» **STATED TASK**:
Pick out each line of the data below that contains the string "band", copying those lines unchanged.
** begin INFORMATION PROVIDED **
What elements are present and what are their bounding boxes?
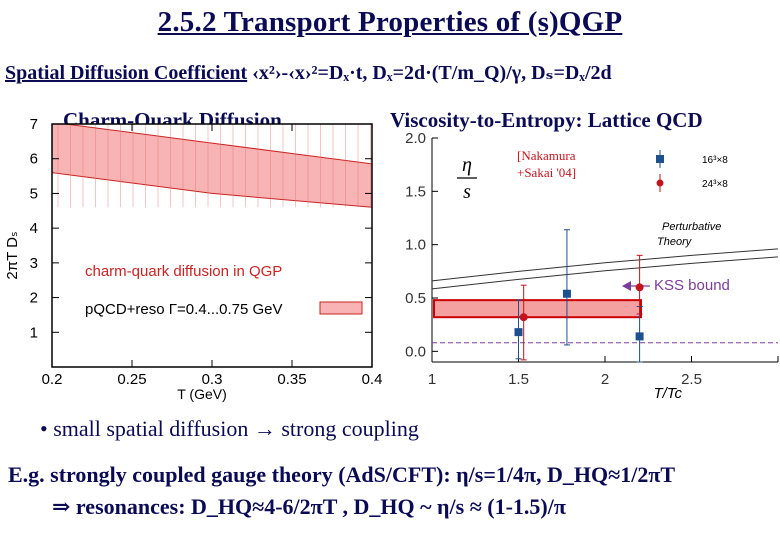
x-axis-label: T/Tc [653, 385, 682, 402]
right-chart-header: Viscosity-to-Entropy: Lattice QCD [390, 108, 703, 132]
chart-annotation: charm-quark diffusion in QGP [85, 263, 282, 280]
y-tick-label: 1.5 [405, 183, 426, 200]
legend-label: 24³×8 [702, 179, 728, 190]
y-tick-label: 2.0 [405, 130, 426, 147]
band-upper-edge [61, 124, 372, 165]
legend-swatch [319, 301, 363, 315]
y-tick-label: 4 [30, 220, 38, 237]
y-axis-label: 2πT Dₛ [4, 231, 21, 279]
legend-marker [656, 155, 664, 163]
slide-title: 2.5.2 Transport Properties of (s)QGP [157, 6, 623, 38]
y-tick-label: 0.0 [405, 343, 426, 360]
x-tick-label: 0.25 [117, 371, 146, 388]
perturbative-label-1: Perturbative [662, 221, 721, 233]
y-tick-label: 2 [30, 290, 38, 307]
x-axis-label: T (GeV) [177, 386, 227, 402]
y-tick-label: 1 [30, 324, 38, 341]
data-point-16 [562, 289, 571, 298]
y-axis-label-den: s [463, 181, 471, 203]
data-point-16 [635, 332, 644, 341]
perturbative-line-lower [431, 256, 779, 290]
legend-marker [656, 179, 664, 187]
citation-line-2: +Sakai '04] [517, 165, 576, 180]
x-tick-label: 0.35 [277, 371, 306, 388]
data-point-24 [519, 313, 528, 322]
kss-arrow-head [622, 281, 631, 291]
kss-bound-label: KSS bound [654, 277, 730, 294]
example-line: E.g. strongly coupled gauge theory (AdS/… [8, 462, 676, 487]
data-point-16 [514, 328, 523, 337]
resonance-line: ⇒ resonances: D_HQ≈4-6/2πT , D_HQ ~ η/s … [52, 494, 566, 519]
band-lower-edge [52, 172, 372, 208]
x-tick-label: 0.2 [42, 371, 63, 388]
x-tick-label: 2.5 [681, 371, 702, 388]
citation-line-1: [Nakamura [517, 148, 576, 163]
y-tick-label: 7 [30, 116, 38, 133]
highlight-band [433, 299, 642, 319]
y-tick-label: 0.5 [405, 290, 426, 307]
x-tick-label: 0.4 [362, 371, 383, 388]
y-tick-label: 1.0 [405, 237, 426, 254]
legend-label: 16³×8 [702, 155, 728, 166]
x-tick-label: 0.3 [202, 371, 223, 388]
subtitle-formula: ‹x²›-‹x›²=Dₓ·t, Dₓ=2d·(T/m_Q)/γ, Dₛ=Dₓ/2… [252, 62, 612, 84]
x-tick-label: 2 [601, 371, 609, 388]
subtitle-label: Spatial Diffusion Coefficient [5, 62, 248, 84]
diffusion-band [52, 124, 372, 208]
y-tick-label: 3 [30, 255, 38, 272]
bullet-text: • small spatial diffusion → strong coupl… [40, 416, 419, 441]
perturbative-line [431, 248, 779, 282]
y-axis-label-num: η [462, 154, 472, 176]
perturbative-label-2: Theory [657, 236, 693, 248]
x-tick-label: 1 [428, 371, 436, 388]
y-tick-label: 5 [30, 185, 38, 202]
subtitle: Spatial Diffusion Coefficient ‹x²›-‹x›²=… [5, 60, 612, 85]
data-point-24 [635, 283, 644, 292]
x-tick-label: 1.5 [508, 371, 529, 388]
y-tick-label: 6 [30, 151, 38, 168]
legend-label: pQCD+reso Γ=0.4...0.75 GeV [85, 301, 283, 318]
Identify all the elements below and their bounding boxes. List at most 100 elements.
** end INFORMATION PROVIDED **
» **IN RESPONSE**:
band-upper-edge [61, 124, 372, 165]
band-lower-edge [52, 172, 372, 208]
highlight-band [433, 299, 642, 319]
diffusion-band [52, 124, 372, 208]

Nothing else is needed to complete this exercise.